Dataset items:
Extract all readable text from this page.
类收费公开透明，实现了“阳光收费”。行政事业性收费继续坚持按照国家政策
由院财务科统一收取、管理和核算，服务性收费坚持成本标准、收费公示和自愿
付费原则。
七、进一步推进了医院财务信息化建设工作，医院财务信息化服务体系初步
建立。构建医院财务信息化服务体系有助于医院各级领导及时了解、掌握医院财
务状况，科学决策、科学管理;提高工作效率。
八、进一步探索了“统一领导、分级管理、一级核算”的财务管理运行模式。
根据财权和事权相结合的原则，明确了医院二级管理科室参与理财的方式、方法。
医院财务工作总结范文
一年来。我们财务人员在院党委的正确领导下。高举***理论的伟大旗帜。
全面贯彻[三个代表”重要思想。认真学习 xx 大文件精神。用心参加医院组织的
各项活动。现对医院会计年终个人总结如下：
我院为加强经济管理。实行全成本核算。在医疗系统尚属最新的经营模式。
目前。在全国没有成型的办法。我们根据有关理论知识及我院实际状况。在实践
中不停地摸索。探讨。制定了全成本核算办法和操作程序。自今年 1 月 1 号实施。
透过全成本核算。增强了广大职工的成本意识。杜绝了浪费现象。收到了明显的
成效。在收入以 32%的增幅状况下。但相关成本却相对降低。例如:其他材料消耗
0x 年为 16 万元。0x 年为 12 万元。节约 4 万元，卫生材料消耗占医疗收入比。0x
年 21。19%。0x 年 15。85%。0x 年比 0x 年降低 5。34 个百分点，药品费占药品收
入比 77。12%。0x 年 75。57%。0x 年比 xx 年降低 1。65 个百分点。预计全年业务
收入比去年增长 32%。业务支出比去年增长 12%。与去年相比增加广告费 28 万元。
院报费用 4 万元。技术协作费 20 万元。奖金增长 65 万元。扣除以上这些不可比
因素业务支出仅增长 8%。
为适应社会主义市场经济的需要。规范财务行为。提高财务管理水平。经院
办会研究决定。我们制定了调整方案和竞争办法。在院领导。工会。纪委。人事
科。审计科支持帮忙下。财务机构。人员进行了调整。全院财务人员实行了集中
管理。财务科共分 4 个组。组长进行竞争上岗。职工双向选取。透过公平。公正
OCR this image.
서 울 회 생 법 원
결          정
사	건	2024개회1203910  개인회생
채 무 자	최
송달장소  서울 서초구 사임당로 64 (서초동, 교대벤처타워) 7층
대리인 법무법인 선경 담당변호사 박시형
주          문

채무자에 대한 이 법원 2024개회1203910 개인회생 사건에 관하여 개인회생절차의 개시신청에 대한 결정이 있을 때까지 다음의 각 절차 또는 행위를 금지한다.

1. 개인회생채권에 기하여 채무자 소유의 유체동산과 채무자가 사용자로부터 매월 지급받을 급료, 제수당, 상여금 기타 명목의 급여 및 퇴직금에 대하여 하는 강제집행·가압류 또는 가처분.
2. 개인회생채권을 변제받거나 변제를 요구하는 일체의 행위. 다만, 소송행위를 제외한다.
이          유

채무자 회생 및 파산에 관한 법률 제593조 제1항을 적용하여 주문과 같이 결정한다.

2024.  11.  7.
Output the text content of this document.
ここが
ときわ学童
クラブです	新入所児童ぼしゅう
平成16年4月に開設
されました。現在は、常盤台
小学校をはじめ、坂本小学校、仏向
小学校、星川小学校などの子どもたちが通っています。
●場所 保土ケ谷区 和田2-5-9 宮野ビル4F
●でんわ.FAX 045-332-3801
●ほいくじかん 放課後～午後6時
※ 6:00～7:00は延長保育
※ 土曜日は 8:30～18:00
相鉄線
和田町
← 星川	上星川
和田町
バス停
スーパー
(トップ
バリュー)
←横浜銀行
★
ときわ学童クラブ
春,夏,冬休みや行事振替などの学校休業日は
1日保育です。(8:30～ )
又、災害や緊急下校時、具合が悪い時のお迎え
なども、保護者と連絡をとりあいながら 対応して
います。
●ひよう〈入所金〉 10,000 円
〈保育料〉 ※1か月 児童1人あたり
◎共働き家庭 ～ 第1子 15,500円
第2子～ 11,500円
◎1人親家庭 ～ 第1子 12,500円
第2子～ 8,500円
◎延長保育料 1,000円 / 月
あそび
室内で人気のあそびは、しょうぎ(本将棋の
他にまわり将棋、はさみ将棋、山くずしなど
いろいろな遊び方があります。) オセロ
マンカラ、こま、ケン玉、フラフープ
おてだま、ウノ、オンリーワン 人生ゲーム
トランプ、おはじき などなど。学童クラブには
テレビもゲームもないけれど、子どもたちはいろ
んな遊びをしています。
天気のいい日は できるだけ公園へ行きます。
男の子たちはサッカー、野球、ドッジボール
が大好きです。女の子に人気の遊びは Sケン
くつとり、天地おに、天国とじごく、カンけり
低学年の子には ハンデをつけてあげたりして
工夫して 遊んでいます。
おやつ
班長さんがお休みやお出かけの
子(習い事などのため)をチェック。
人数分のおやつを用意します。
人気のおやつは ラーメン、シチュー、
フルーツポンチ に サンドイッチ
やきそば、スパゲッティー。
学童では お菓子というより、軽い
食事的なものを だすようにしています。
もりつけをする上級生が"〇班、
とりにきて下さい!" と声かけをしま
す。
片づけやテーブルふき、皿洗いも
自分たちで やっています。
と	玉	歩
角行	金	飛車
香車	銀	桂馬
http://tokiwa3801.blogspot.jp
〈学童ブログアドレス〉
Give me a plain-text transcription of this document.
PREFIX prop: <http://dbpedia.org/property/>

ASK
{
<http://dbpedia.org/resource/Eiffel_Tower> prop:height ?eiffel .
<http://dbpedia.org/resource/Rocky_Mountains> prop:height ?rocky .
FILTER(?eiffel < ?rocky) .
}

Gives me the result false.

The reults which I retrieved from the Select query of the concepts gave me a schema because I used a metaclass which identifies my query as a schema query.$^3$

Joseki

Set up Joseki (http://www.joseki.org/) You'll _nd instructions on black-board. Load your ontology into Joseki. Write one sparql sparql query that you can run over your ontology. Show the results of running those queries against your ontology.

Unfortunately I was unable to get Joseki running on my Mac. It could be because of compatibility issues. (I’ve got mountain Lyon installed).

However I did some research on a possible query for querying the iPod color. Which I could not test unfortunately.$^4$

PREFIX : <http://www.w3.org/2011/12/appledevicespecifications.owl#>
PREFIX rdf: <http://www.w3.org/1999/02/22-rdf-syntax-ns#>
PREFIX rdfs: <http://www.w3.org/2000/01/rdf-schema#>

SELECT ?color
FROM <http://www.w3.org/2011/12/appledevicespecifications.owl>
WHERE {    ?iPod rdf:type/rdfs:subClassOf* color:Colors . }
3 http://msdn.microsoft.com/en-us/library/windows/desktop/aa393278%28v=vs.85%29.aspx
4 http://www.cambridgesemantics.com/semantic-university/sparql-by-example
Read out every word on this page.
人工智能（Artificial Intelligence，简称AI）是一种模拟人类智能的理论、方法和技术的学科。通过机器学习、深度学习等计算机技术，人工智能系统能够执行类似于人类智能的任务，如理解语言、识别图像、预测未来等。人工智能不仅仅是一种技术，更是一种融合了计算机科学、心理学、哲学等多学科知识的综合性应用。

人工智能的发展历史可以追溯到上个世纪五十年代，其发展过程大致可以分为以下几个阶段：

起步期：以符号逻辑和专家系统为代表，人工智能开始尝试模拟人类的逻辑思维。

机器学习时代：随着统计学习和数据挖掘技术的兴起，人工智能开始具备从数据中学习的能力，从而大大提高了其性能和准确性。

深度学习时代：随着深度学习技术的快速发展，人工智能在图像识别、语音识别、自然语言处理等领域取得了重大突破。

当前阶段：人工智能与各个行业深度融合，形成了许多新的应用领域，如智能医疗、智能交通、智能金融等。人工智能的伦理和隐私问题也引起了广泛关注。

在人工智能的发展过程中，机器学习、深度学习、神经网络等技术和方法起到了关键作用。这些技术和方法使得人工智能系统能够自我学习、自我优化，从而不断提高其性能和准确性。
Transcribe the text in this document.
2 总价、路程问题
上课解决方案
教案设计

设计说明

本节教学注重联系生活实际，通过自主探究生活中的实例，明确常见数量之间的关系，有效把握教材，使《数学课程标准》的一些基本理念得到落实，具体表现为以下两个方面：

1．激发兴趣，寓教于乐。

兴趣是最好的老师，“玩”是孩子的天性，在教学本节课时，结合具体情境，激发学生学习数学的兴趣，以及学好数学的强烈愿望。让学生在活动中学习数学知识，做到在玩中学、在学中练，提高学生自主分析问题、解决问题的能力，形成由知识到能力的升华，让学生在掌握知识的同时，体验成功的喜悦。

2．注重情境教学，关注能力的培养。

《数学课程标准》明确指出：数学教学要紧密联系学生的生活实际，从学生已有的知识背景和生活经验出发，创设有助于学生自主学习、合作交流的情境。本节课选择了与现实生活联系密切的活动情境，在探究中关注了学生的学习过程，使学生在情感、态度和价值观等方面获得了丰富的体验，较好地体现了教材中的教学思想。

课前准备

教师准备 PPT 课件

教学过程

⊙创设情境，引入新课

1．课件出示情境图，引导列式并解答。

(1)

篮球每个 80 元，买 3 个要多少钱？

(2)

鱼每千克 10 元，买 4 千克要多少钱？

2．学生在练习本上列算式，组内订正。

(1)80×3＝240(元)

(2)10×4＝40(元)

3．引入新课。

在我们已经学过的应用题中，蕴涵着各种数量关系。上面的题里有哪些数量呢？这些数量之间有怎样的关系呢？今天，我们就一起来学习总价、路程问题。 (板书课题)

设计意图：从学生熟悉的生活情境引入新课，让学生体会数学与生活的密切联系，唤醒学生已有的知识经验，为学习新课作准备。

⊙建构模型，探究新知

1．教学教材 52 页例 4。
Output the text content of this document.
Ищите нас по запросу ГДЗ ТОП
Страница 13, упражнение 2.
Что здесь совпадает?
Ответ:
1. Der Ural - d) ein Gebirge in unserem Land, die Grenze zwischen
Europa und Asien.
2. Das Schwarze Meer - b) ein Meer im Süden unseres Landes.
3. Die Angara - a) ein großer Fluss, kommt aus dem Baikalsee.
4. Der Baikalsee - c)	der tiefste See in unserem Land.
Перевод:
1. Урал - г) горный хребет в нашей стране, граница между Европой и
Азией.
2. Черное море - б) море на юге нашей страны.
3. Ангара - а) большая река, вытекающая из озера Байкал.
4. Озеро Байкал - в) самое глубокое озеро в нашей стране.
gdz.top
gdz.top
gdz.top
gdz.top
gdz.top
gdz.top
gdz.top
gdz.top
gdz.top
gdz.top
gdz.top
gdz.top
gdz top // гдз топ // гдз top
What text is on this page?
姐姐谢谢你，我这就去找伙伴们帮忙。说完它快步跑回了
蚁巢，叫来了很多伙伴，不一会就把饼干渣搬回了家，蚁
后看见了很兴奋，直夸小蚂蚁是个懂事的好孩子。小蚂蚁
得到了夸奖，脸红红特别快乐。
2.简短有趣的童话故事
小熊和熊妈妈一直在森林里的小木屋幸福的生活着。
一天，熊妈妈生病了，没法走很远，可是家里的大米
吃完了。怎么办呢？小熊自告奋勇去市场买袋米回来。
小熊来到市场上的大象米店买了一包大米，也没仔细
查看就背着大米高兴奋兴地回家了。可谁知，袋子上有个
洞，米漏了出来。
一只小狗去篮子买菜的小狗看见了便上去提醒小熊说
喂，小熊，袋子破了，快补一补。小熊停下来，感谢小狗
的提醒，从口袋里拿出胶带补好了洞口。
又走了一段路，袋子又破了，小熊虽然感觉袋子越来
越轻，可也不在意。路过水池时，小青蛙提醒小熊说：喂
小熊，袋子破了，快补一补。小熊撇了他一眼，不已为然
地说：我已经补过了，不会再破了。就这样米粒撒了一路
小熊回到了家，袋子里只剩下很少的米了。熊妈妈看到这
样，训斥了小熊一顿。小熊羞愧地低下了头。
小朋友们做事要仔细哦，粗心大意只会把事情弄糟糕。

Stated exercise: Look over the listing. Pull out every line with the string "Baikalsee" in it.

Reply:
3. Die Angara - a) ein großer Fluss, kommt aus dem Baikalsee.
4. Der Baikalsee - c)	der tiefste See in unserem Land.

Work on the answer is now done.